--- Start of Task inputs ---
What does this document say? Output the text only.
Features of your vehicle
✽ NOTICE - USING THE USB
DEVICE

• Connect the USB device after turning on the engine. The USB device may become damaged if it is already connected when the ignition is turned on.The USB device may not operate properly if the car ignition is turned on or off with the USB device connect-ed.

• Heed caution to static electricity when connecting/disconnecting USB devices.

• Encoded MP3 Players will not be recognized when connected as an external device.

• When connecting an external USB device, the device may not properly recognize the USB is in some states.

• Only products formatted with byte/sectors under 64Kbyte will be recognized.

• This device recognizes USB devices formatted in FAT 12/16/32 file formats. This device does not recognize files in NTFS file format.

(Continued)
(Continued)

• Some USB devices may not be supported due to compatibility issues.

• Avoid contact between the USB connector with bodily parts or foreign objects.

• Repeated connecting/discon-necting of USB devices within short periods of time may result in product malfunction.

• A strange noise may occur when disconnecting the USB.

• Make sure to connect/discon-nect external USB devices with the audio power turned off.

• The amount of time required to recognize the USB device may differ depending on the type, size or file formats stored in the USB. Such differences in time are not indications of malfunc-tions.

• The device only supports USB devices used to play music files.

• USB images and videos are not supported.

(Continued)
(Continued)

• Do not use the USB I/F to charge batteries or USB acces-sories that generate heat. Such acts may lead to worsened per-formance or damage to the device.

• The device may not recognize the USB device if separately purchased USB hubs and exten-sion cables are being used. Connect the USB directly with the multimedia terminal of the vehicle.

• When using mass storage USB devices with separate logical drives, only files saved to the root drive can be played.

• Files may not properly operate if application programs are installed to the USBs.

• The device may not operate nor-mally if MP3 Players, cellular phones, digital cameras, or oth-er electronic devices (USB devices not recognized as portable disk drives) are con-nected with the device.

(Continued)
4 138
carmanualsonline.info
--- End of Task inputs ---
- What is expected
Repeat the material in full, exactly as it stands.

- Written solution
What does this document say? Output the text only.
Features of your vehicle
✽ NOTICE - USING THE USB
DEVICE

• Connect the USB device after turning on the engine. The USB device may become damaged if it is already connected when the ignition is turned on.The USB device may not operate properly if the car ignition is turned on or off with the USB device connect-ed.

• Heed caution to static electricity when connecting/disconnecting USB devices.

• Encoded MP3 Players will not be recognized when connected as an external device.

• When connecting an external USB device, the device may not properly recognize the USB is in some states.

• Only products formatted with byte/sectors under 64Kbyte will be recognized.

• This device recognizes USB devices formatted in FAT 12/16/32 file formats. This device does not recognize files in NTFS file format.

(Continued)
(Continued)

• Some USB devices may not be supported due to compatibility issues.

• Avoid contact between the USB connector with bodily parts or foreign objects.

• Repeated connecting/discon-necting of USB devices within short periods of time may result in product malfunction.

• A strange noise may occur when disconnecting the USB.

• Make sure to connect/discon-nect external USB devices with the audio power turned off.

• The amount of time required to recognize the USB device may differ depending on the type, size or file formats stored in the USB. Such differences in time are not indications of malfunc-tions.

• The device only supports USB devices used to play music files.

• USB images and videos are not supported.

(Continued)
(Continued)

• Do not use the USB I/F to charge batteries or USB acces-sories that generate heat. Such acts may lead to worsened per-formance or damage to the device.

• The device may not recognize the USB device if separately purchased USB hubs and exten-sion cables are being used. Connect the USB directly with the multimedia terminal of the vehicle.

• When using mass storage USB devices with separate logical drives, only files saved to the root drive can be played.

• Files may not properly operate if application programs are installed to the USBs.

• The device may not operate nor-mally if MP3 Players, cellular phones, digital cameras, or oth-er electronic devices (USB devices not recognized as portable disk drives) are con-nected with the device.

(Continued)
4 138
carmanualsonline.info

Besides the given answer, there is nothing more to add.